SET TASK 1
Render everything in the listing from the line containing "51world-badge: 51 [765, 77, 787, 99]" down to the line containing "continued-text: 业应用推广。 [165, 149, 285, 173]" as a Markdown table with the columns Nr and Line, giving each line its own numbered row and leaving out blank lines.

TEXT PROVIDED
######

Title: Employability and Competitiveness - European and National Perspectives

Chair: Lindsay Jackson, European Training Federation, Italy

Team:
Marc Ant, European Commisssion, Belgium
Professor Soren Ehlers, Danish School of Education Studies, Denmark
Paolo Orefice, University of Florence, Italy.

Chair:

In the team there are different perspectives. You have me trying to shed a little light on the challenges facing the countries of Central and Eastern Europe beyond the EU. You have an EU perspective with a focus on guidance and counselling from Marc Ant. You have an Italian perspective and then a very specific Danish-led project in a specific field of brokering between small firms and training providers.

Q (Richard Vinless, Bolton and Bury Training Enterprise Council in Greater Manchester):

I want to ask a very simple question because it has intrigued me since yesterday. The job rotation system in Denmark, does it lead to real jobs in the end or do people go round the rotation and end up unemployed where they started from?

Soren Ehlers:
It leads to jobs.

######

Dataset records
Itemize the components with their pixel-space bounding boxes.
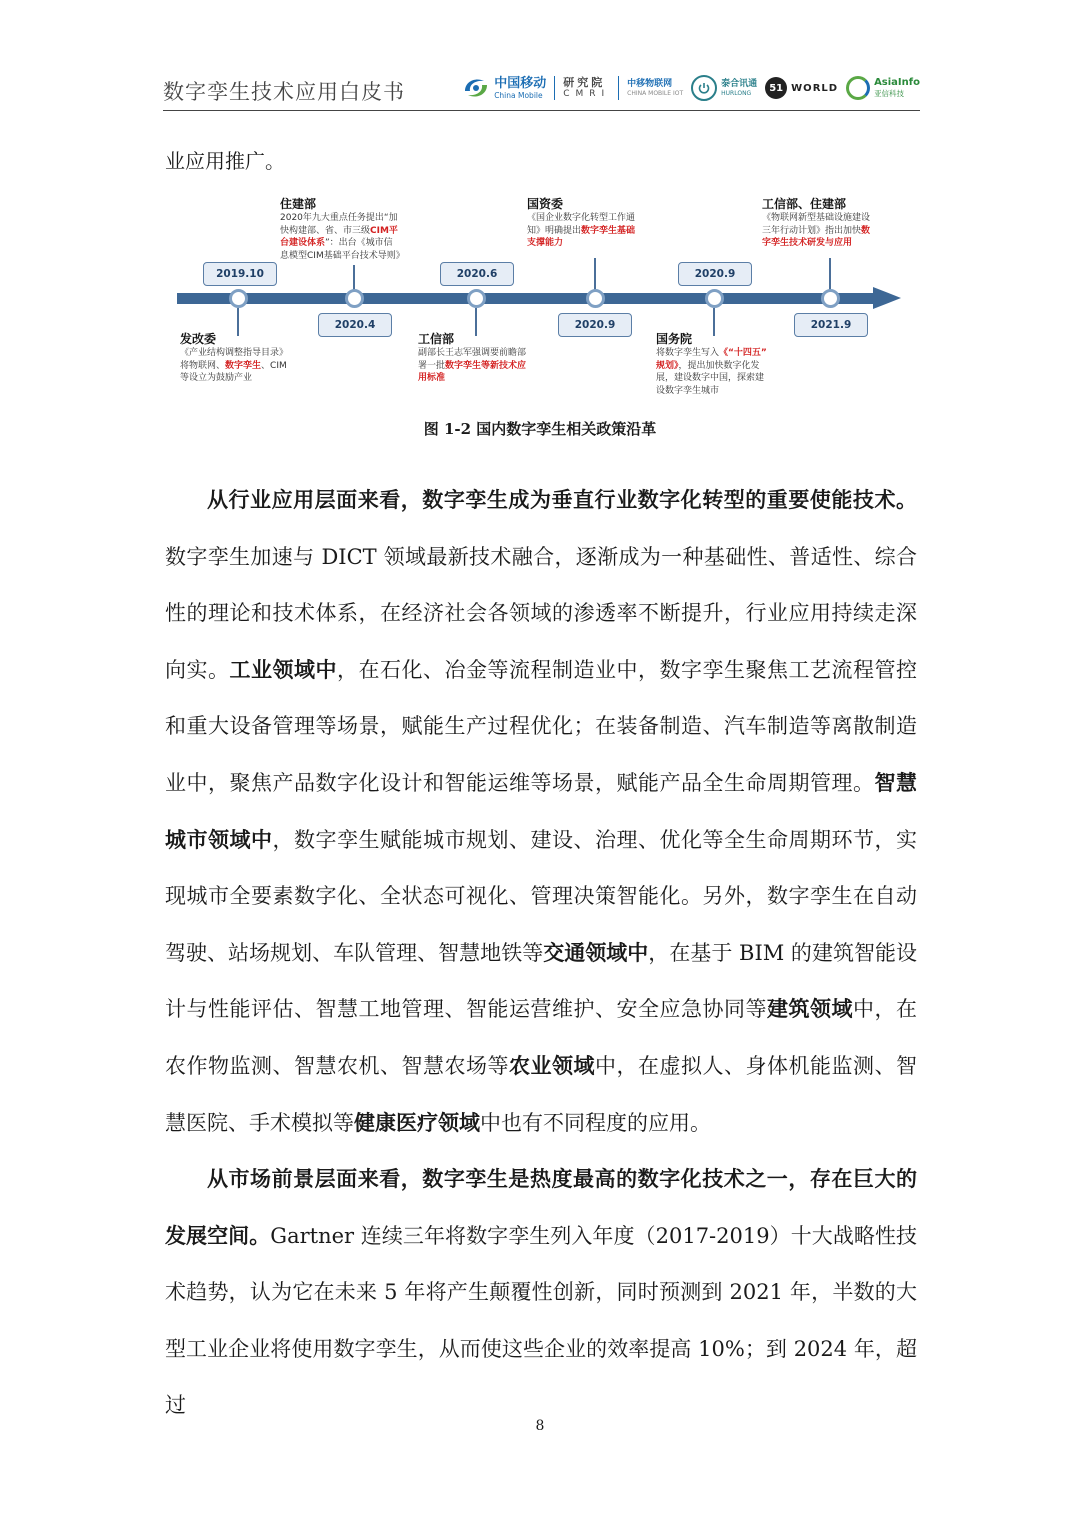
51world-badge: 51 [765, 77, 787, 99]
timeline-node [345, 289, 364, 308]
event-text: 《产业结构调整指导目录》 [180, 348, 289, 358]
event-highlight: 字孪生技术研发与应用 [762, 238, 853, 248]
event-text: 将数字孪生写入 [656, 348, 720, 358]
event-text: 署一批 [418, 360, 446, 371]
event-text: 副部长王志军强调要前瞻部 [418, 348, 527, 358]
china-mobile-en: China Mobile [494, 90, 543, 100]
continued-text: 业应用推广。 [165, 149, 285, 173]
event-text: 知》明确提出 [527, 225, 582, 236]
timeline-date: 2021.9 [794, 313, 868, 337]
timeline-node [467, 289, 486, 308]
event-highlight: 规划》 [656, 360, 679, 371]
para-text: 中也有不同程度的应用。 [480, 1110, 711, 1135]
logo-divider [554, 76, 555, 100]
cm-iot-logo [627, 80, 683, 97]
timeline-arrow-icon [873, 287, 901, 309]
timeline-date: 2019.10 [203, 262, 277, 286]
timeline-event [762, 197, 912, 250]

######

SET TASK 2
In the text on employability and competitiveness, what answer does Soren Ehlers give to the question of whether the Danish job rotation system leads to real jobs?

WORKED SOLUTION 1
| Nr | Line |
|---|---|
| 1 | 51world-badge: 51 [765, 77, 787, 99] |
| 2 | timeline-node [345, 289, 364, 308] |
| 3 | event-text: 《产业结构调整指导目录》 [180, 348, 289, 358] |
| 4 | event-highlight: 字孪生技术研发与应用 [762, 238, 853, 248] |
| 5 | event-text: 将数字孪生写入 [656, 348, 720, 358] |
| 6 | event-text: 署一批 [418, 360, 446, 371] |
| 7 | event-text: 副部长王志军强调要前瞻部 [418, 348, 527, 358] |
| 8 | china-mobile-en: China Mobile [494, 90, 543, 100] |
| 9 | continued-text: 业应用推广。 [165, 149, 285, 173] |

WORKED SOLUTION 2
He answers that it leads to jobs.